START
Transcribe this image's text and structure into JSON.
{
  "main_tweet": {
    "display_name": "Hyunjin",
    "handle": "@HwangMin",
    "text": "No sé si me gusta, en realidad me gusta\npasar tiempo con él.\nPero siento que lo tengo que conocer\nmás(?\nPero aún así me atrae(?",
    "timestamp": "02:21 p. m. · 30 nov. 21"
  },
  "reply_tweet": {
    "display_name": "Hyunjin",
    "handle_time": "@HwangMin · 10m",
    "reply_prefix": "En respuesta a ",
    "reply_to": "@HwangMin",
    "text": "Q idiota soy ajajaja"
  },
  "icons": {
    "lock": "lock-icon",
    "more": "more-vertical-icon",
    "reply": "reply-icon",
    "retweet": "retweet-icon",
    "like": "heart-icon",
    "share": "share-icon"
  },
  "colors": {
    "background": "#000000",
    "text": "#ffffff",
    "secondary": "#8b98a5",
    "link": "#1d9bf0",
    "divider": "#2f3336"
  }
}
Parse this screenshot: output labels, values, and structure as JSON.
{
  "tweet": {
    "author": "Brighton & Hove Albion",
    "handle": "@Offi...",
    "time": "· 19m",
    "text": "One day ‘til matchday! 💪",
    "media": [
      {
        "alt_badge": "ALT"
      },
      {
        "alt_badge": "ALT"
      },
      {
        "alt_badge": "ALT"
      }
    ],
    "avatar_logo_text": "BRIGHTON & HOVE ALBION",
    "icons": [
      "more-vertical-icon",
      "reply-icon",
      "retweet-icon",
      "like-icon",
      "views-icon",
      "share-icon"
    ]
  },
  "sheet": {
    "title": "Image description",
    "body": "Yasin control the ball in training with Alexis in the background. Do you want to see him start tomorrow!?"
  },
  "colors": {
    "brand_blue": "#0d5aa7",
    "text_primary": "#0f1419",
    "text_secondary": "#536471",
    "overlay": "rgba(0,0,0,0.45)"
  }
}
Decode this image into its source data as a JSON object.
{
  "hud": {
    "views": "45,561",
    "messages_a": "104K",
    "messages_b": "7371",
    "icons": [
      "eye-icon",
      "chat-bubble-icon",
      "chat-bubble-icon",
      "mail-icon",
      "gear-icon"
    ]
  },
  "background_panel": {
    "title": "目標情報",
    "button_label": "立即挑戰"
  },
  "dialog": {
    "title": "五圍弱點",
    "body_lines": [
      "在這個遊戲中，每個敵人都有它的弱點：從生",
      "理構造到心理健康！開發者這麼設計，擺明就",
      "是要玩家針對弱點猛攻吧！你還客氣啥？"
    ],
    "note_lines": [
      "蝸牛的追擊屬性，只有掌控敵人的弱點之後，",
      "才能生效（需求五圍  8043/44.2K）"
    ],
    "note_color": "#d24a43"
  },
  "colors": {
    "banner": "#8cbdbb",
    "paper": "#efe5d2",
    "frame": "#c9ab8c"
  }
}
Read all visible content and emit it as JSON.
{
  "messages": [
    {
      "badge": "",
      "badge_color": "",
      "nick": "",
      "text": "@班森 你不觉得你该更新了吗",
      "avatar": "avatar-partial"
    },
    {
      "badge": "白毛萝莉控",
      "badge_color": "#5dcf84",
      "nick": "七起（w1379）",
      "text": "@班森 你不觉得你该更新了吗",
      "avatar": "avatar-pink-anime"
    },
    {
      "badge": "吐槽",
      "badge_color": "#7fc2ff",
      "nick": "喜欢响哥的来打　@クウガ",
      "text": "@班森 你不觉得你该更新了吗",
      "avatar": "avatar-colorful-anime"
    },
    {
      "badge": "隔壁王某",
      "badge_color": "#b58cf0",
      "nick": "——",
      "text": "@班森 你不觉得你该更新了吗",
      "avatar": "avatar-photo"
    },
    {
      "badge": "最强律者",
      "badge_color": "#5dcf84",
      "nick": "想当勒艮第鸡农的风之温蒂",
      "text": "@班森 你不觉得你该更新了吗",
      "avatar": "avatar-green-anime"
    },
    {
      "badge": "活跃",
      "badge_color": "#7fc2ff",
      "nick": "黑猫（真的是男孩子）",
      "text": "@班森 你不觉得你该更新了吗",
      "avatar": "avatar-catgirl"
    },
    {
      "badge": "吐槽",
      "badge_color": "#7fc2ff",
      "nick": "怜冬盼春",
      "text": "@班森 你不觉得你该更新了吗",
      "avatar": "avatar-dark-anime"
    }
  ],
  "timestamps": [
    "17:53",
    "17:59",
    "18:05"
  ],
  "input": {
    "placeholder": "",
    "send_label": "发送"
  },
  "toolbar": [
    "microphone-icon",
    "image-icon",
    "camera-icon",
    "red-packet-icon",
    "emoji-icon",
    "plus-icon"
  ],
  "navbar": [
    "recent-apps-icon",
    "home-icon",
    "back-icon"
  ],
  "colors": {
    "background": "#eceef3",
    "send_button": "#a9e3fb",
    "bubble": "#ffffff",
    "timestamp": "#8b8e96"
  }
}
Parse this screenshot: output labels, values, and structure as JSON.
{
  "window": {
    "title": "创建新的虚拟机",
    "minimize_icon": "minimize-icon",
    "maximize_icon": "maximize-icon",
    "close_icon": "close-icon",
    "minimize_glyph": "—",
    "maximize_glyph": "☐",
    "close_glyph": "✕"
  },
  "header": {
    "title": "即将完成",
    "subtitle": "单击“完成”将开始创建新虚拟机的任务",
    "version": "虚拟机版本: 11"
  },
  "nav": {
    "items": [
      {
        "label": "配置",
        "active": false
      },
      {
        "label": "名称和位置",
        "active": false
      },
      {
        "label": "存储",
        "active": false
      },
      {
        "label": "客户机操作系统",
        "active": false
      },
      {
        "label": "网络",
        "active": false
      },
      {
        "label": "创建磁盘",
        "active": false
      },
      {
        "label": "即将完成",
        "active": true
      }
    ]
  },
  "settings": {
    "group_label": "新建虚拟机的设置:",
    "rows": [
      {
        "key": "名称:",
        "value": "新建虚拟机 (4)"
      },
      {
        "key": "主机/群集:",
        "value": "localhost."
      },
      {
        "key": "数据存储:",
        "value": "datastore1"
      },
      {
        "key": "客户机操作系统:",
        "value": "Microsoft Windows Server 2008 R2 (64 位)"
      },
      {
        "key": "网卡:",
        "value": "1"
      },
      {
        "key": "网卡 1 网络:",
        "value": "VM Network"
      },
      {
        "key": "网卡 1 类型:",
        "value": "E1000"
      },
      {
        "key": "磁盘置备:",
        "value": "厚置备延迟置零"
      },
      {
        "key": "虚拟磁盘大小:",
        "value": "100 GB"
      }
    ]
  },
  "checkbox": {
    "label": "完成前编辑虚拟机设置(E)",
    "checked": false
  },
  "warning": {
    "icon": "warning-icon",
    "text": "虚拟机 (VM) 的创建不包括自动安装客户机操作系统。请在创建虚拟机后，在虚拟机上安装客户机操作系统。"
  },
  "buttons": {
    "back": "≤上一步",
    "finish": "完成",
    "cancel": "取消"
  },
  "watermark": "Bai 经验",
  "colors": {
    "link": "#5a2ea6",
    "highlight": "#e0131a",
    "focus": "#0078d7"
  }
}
END
# [Your objective]
For each line above that contains the word "this", copy that line.

# [Task output]
Transcribe this image's text and structure into JSON.
Parse this screenshot: output labels, values, and structure as JSON.
Decode this image into its source data as a JSON object.
Parse this screenshot: output labels, values, and structure as JSON.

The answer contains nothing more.